= Given entries =

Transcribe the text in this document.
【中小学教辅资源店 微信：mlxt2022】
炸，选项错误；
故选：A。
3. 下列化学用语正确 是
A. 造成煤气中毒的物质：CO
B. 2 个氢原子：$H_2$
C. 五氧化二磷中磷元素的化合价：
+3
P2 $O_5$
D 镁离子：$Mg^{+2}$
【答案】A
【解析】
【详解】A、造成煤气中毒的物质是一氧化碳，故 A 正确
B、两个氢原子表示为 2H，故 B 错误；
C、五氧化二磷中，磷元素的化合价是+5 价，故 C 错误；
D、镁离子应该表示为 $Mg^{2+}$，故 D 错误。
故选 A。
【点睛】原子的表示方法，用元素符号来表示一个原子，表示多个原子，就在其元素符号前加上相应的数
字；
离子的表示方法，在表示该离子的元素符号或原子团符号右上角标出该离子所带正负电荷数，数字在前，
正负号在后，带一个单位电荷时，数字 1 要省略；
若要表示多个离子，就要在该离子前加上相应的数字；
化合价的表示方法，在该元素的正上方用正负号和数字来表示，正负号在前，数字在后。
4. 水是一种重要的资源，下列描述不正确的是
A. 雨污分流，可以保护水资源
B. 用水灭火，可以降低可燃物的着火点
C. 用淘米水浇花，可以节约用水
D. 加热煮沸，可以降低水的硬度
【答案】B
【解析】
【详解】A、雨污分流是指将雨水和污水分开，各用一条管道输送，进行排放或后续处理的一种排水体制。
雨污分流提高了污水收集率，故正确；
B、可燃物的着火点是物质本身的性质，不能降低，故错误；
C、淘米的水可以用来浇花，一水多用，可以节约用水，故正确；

= Your objective =
Output the records exactly, including every line.

= Correct result =
Transcribe the text in this document.
【中小学教辅资源店 微信：mlxt2022】
炸，选项错误；
故选：A。
3. 下列化学用语正确 是
A. 造成煤气中毒的物质：CO
B. 2 个氢原子：$H_2$
C. 五氧化二磷中磷元素的化合价：
+3
P2 $O_5$
D 镁离子：$Mg^{+2}$
【答案】A
【解析】
【详解】A、造成煤气中毒的物质是一氧化碳，故 A 正确
B、两个氢原子表示为 2H，故 B 错误；
C、五氧化二磷中，磷元素的化合价是+5 价，故 C 错误；
D、镁离子应该表示为 $Mg^{2+}$，故 D 错误。
故选 A。
【点睛】原子的表示方法，用元素符号来表示一个原子，表示多个原子，就在其元素符号前加上相应的数
字；
离子的表示方法，在表示该离子的元素符号或原子团符号右上角标出该离子所带正负电荷数，数字在前，
正负号在后，带一个单位电荷时，数字 1 要省略；
若要表示多个离子，就要在该离子前加上相应的数字；
化合价的表示方法，在该元素的正上方用正负号和数字来表示，正负号在前，数字在后。
4. 水是一种重要的资源，下列描述不正确的是
A. 雨污分流，可以保护水资源
B. 用水灭火，可以降低可燃物的着火点
C. 用淘米水浇花，可以节约用水
D. 加热煮沸，可以降低水的硬度
【答案】B
【解析】
【详解】A、雨污分流是指将雨水和污水分开，各用一条管道输送，进行排放或后续处理的一种排水体制。
雨污分流提高了污水收集率，故正确；
B、可燃物的着火点是物质本身的性质，不能降低，故错误；
C、淘米的水可以用来浇花，一水多用，可以节约用水，故正确；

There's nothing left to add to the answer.